[Element box annotations]
***
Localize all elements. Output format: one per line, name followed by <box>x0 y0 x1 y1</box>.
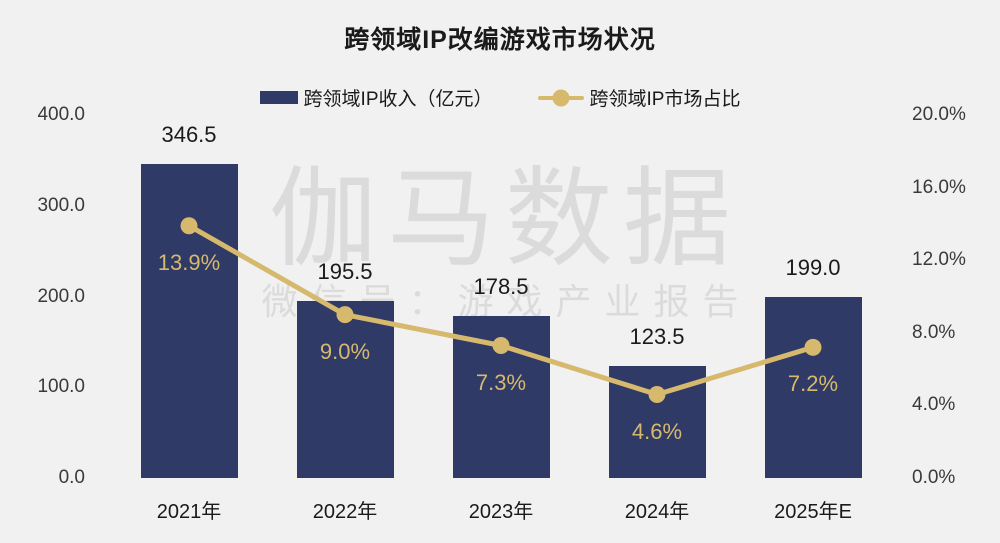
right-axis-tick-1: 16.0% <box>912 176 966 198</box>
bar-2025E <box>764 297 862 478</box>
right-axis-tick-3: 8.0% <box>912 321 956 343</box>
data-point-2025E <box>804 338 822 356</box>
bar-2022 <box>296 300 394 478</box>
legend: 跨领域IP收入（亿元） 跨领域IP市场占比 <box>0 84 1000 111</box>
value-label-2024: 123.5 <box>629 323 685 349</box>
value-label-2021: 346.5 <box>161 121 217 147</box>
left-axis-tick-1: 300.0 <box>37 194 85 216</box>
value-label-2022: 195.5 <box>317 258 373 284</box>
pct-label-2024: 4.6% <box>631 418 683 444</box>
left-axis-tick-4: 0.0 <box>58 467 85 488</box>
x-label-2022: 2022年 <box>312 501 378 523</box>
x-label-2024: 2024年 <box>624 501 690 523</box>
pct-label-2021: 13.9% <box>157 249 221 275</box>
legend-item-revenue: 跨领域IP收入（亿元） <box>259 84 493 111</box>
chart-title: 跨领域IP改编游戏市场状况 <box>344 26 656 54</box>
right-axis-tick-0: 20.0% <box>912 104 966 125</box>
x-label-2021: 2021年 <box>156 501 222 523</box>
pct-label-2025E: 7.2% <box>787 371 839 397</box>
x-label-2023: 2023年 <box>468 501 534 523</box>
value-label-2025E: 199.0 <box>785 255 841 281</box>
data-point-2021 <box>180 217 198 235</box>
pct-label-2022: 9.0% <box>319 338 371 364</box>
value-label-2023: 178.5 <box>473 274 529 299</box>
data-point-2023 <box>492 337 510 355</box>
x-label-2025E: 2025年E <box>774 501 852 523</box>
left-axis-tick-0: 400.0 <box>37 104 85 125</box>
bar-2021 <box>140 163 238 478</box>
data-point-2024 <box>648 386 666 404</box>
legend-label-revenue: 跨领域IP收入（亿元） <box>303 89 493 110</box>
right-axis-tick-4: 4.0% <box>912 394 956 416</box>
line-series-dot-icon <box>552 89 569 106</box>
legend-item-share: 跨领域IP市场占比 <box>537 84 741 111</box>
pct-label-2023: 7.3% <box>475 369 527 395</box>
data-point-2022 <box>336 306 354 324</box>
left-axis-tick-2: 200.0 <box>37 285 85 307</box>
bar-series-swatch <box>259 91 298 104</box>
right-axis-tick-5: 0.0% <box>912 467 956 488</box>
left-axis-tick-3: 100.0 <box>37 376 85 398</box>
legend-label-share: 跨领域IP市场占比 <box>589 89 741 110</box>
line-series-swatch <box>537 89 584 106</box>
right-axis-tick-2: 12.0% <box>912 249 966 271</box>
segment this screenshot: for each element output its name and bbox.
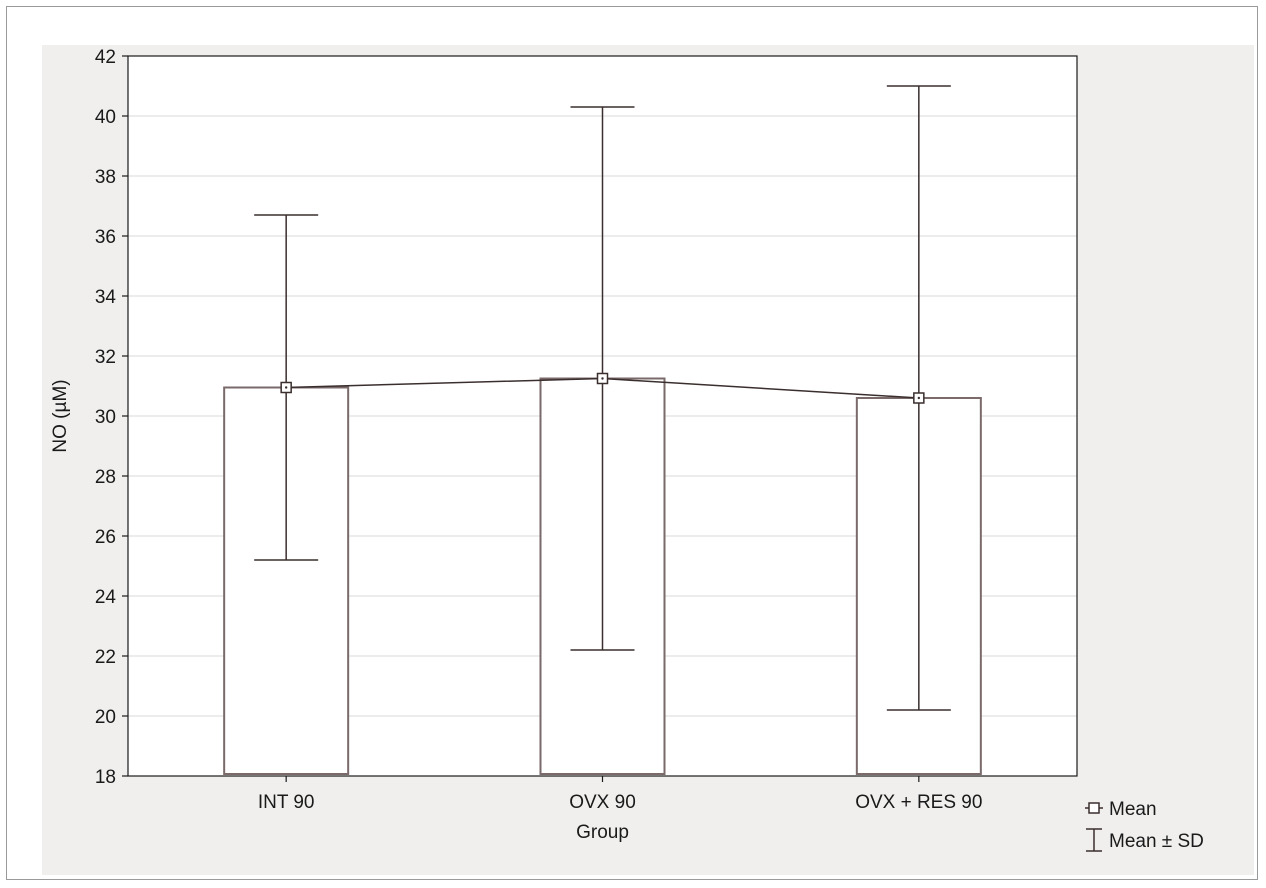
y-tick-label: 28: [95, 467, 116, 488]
***
◆ WRITTEN INSTRUCTION
Rewrite all of the items with "name" swapped for "label" and everything else unchanged. Leave out the pictures.

◆ THE RESULT
Localize all elements. Output format: one per line, label followed by <box>x0 y0 x1 y1</box>.
right-axis-tick-1: 16.0% <box>912 176 966 198</box>
bar-2025E <box>764 297 862 478</box>
right-axis-tick-3: 8.0% <box>912 321 956 343</box>
data-point-2025E <box>804 338 822 356</box>
bar-2022 <box>296 300 394 478</box>
legend: 跨领域IP收入（亿元） 跨领域IP市场占比 <box>0 84 1000 111</box>
value-label-2024: 123.5 <box>629 323 685 349</box>
value-label-2021: 346.5 <box>161 121 217 147</box>
left-axis-tick-1: 300.0 <box>37 194 85 216</box>
value-label-2022: 195.5 <box>317 258 373 284</box>
pct-label-2024: 4.6% <box>631 418 683 444</box>
left-axis-tick-4: 0.0 <box>58 467 85 488</box>
x-label-2022: 2022年 <box>312 501 378 523</box>
x-label-2024: 2024年 <box>624 501 690 523</box>
pct-label-2021: 13.9% <box>157 249 221 275</box>
legend-item-revenue: 跨领域IP收入（亿元） <box>259 84 493 111</box>
chart-title: 跨领域IP改编游戏市场状况 <box>344 26 656 54</box>
right-axis-tick-0: 20.0% <box>912 104 966 125</box>
x-label-2021: 2021年 <box>156 501 222 523</box>
pct-label-2025E: 7.2% <box>787 371 839 397</box>
x-label-2023: 2023年 <box>468 501 534 523</box>
value-label-2025E: 199.0 <box>785 255 841 281</box>
data-point-2021 <box>180 217 198 235</box>
pct-label-2022: 9.0% <box>319 338 371 364</box>
value-label-2023: 178.5 <box>473 274 529 299</box>
data-point-2023 <box>492 337 510 355</box>
x-label-2025E: 2025年E <box>774 501 852 523</box>
left-axis-tick-0: 400.0 <box>37 104 85 125</box>
bar-2021 <box>140 163 238 478</box>
data-point-2024 <box>648 386 666 404</box>
legend-label-revenue: 跨领域IP收入（亿元） <box>303 89 493 110</box>
right-axis-tick-4: 4.0% <box>912 394 956 416</box>
line-series-dot-icon <box>552 89 569 106</box>
legend-item-share: 跨领域IP市场占比 <box>537 84 741 111</box>
pct-label-2023: 7.3% <box>475 369 527 395</box>
data-point-2022 <box>336 306 354 324</box>
left-axis-tick-2: 200.0 <box>37 285 85 307</box>
bar-series-swatch <box>259 91 298 104</box>
right-axis-tick-5: 0.0% <box>912 467 956 488</box>
left-axis-tick-3: 100.0 <box>37 376 85 398</box>
legend-label-share: 跨领域IP市场占比 <box>589 89 741 110</box>
line-series-swatch <box>537 89 584 106</box>
right-axis-tick-2: 12.0% <box>912 249 966 271</box>
segment this screenshot: for each element output its label and bbox.
y-tick-label: 28: [95, 467, 116, 488]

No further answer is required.